── TASK DATA

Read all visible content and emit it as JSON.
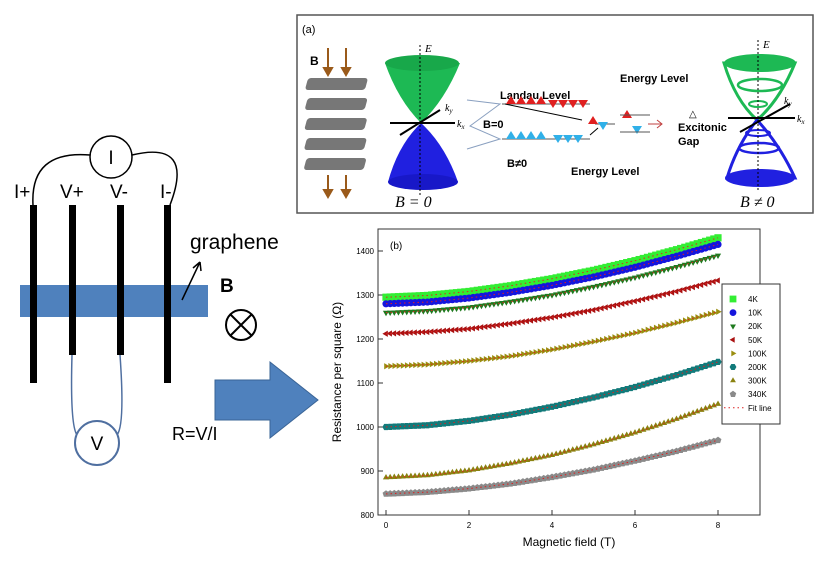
{
  "setup": {
    "current_source": "I",
    "voltmeter": "V",
    "labels": [
      "I+",
      "V+",
      "V-",
      "I-"
    ],
    "graphene_label": "graphene",
    "field_label": "B",
    "formula": "R=V/I"
  },
  "panel_a": {
    "tag": "(a)",
    "field_label": "B",
    "axis_E": "E",
    "axis_ky": "k",
    "axis_ky_sub": "y",
    "axis_kx": "k",
    "axis_kx_sub": "x",
    "landau_level": "Landau Level",
    "energy_level_top": "Energy Level",
    "energy_level_bottom": "Energy Level",
    "b_zero_small": "B=0",
    "b_nonzero_small": "B≠0",
    "delta": "△",
    "excitonic": "Excitonic",
    "gap": "Gap",
    "b_zero_caption": "B = 0",
    "b_nonzero_caption": "B ≠ 0",
    "colors": {
      "conduction": "#1db954",
      "valence": "#2020e0",
      "spin_up": "#e02020",
      "spin_down": "#30b0e8"
    }
  },
  "chart_data": {
    "type": "scatter",
    "tag": "(b)",
    "xlabel": "Magnetic field (T)",
    "ylabel": "Resistance per square (Ω)",
    "ylabel_text": "Resistance per square (",
    "ylabel_unit": "Ω",
    "xlim": [
      0,
      8
    ],
    "ylim": [
      800,
      1440
    ],
    "xticks": [
      0,
      2,
      4,
      6,
      8
    ],
    "yticks": [
      800,
      900,
      1000,
      1100,
      1200,
      1300,
      1400
    ],
    "legend_position": "right",
    "x": [
      0,
      1,
      2,
      3,
      4,
      5,
      6,
      7,
      8
    ],
    "series": [
      {
        "name": "4K",
        "color": "#33ee33",
        "marker": "square",
        "values": [
          1295,
          1299,
          1308,
          1321,
          1337,
          1356,
          1378,
          1403,
          1430
        ]
      },
      {
        "name": "10K",
        "color": "#1515dd",
        "marker": "circle",
        "values": [
          1280,
          1284,
          1293,
          1306,
          1322,
          1341,
          1363,
          1388,
          1415
        ]
      },
      {
        "name": "20K",
        "color": "#1e7a1e",
        "marker": "triangle-down",
        "values": [
          1260,
          1264,
          1272,
          1285,
          1300,
          1319,
          1340,
          1364,
          1390
        ]
      },
      {
        "name": "50K",
        "color": "#aa1111",
        "marker": "triangle-left",
        "values": [
          1212,
          1216,
          1223,
          1235,
          1249,
          1266,
          1286,
          1308,
          1333
        ]
      },
      {
        "name": "100K",
        "color": "#9a8e10",
        "marker": "triangle-right",
        "values": [
          1138,
          1142,
          1150,
          1161,
          1176,
          1194,
          1214,
          1237,
          1262
        ]
      },
      {
        "name": "200K",
        "color": "#127a7a",
        "marker": "hexagon",
        "values": [
          1000,
          1004,
          1014,
          1028,
          1046,
          1067,
          1091,
          1118,
          1148
        ]
      },
      {
        "name": "300K",
        "color": "#8a8210",
        "marker": "triangle-up",
        "values": [
          885,
          890,
          901,
          917,
          936,
          960,
          987,
          1018,
          1052
        ]
      },
      {
        "name": "340K",
        "color": "#8a8a8a",
        "marker": "pentagon",
        "values": [
          848,
          852,
          860,
          871,
          886,
          903,
          923,
          945,
          970
        ]
      }
    ],
    "fit_line": {
      "name": "Fit line",
      "color": "#dd2222",
      "style": "dotted"
    }
  }
}
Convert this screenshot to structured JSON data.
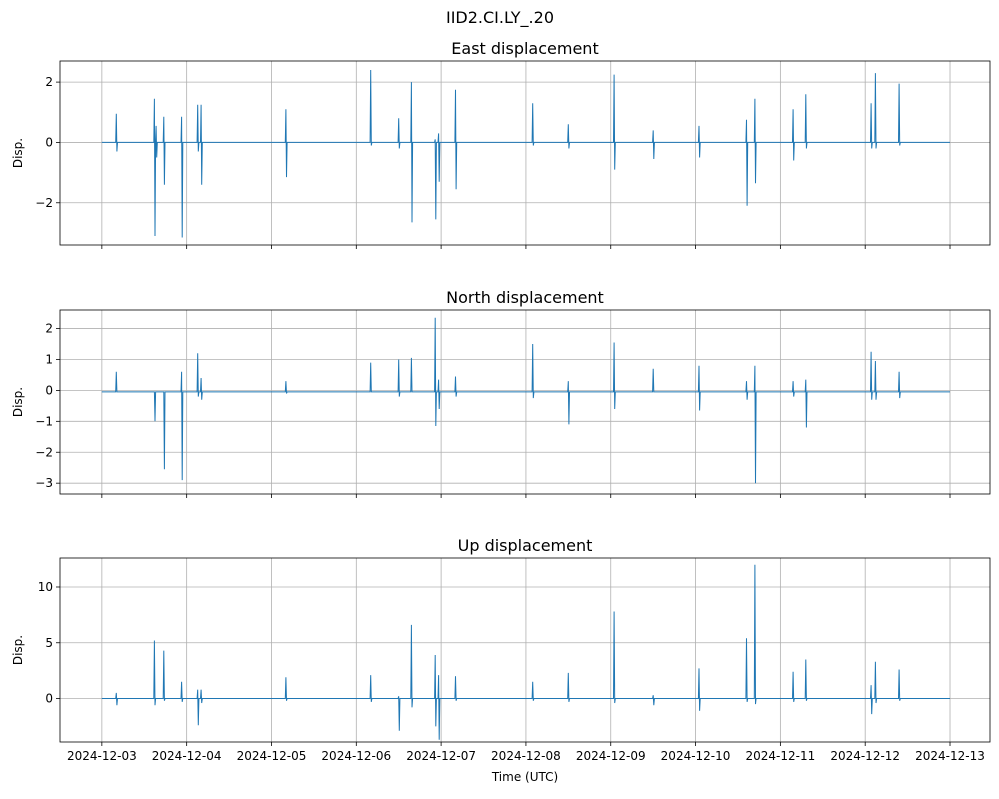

────

◆ **WHAT TO DO**:
Each line of the material above either contains the word "Energy" or does not; state how many do, and nothing else.

◆ **SOLUTION TO THIS EXERCISE**:
2